EXERCISE - Output the lines that follow exactly as they are.

(Saved entries)
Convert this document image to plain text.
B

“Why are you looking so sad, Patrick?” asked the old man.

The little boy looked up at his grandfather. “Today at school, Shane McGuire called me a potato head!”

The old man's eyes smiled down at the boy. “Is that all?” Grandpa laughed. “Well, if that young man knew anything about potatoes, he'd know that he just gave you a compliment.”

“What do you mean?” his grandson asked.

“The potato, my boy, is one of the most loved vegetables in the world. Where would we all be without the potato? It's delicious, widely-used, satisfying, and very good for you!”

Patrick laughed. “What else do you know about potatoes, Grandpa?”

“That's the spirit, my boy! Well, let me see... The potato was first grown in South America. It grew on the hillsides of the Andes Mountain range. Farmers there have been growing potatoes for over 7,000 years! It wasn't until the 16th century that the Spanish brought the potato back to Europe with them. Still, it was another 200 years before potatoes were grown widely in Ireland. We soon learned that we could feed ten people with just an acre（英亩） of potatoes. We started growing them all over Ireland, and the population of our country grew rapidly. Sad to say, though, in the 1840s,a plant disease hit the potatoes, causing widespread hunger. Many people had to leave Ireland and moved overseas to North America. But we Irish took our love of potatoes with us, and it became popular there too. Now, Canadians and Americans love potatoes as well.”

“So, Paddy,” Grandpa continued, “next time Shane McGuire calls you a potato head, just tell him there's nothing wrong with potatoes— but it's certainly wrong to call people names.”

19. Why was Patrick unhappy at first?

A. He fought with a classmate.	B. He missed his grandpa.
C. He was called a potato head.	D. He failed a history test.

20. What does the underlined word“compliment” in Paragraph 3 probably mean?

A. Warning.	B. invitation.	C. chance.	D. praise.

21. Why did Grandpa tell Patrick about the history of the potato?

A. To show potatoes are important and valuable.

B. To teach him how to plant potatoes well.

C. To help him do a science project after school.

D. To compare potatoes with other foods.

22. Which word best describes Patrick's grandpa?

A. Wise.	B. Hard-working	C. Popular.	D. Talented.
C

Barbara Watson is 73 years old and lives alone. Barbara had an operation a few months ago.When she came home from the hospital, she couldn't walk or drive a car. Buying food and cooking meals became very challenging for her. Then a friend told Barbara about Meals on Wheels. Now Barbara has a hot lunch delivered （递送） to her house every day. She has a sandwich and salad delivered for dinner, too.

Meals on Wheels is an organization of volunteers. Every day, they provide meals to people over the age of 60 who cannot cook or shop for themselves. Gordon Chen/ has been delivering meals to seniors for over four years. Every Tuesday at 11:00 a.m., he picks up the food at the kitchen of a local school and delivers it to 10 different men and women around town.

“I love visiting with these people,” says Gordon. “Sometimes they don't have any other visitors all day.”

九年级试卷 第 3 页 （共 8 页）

SOLVED EXERCISE -
Convert this document image to plain text.
B

“Why are you looking so sad, Patrick?” asked the old man.

The little boy looked up at his grandfather. “Today at school, Shane McGuire called me a potato head!”

The old man's eyes smiled down at the boy. “Is that all?” Grandpa laughed. “Well, if that young man knew anything about potatoes, he'd know that he just gave you a compliment.”

“What do you mean?” his grandson asked.

“The potato, my boy, is one of the most loved vegetables in the world. Where would we all be without the potato? It's delicious, widely-used, satisfying, and very good for you!”

Patrick laughed. “What else do you know about potatoes, Grandpa?”

“That's the spirit, my boy! Well, let me see... The potato was first grown in South America. It grew on the hillsides of the Andes Mountain range. Farmers there have been growing potatoes for over 7,000 years! It wasn't until the 16th century that the Spanish brought the potato back to Europe with them. Still, it was another 200 years before potatoes were grown widely in Ireland. We soon learned that we could feed ten people with just an acre（英亩） of potatoes. We started growing them all over Ireland, and the population of our country grew rapidly. Sad to say, though, in the 1840s,a plant disease hit the potatoes, causing widespread hunger. Many people had to leave Ireland and moved overseas to North America. But we Irish took our love of potatoes with us, and it became popular there too. Now, Canadians and Americans love potatoes as well.”

“So, Paddy,” Grandpa continued, “next time Shane McGuire calls you a potato head, just tell him there's nothing wrong with potatoes— but it's certainly wrong to call people names.”

19. Why was Patrick unhappy at first?

A. He fought with a classmate.	B. He missed his grandpa.
C. He was called a potato head.	D. He failed a history test.

20. What does the underlined word“compliment” in Paragraph 3 probably mean?

A. Warning.	B. invitation.	C. chance.	D. praise.

21. Why did Grandpa tell Patrick about the history of the potato?

A. To show potatoes are important and valuable.

B. To teach him how to plant potatoes well.

C. To help him do a science project after school.

D. To compare potatoes with other foods.

22. Which word best describes Patrick's grandpa?

A. Wise.	B. Hard-working	C. Popular.	D. Talented.
C

Barbara Watson is 73 years old and lives alone. Barbara had an operation a few months ago.When she came home from the hospital, she couldn't walk or drive a car. Buying food and cooking meals became very challenging for her. Then a friend told Barbara about Meals on Wheels. Now Barbara has a hot lunch delivered （递送） to her house every day. She has a sandwich and salad delivered for dinner, too.

Meals on Wheels is an organization of volunteers. Every day, they provide meals to people over the age of 60 who cannot cook or shop for themselves. Gordon Chen/ has been delivering meals to seniors for over four years. Every Tuesday at 11:00 a.m., he picks up the food at the kitchen of a local school and delivers it to 10 different men and women around town.

“I love visiting with these people,” says Gordon. “Sometimes they don't have any other visitors all day.”

九年级试卷 第 3 页 （共 8 页）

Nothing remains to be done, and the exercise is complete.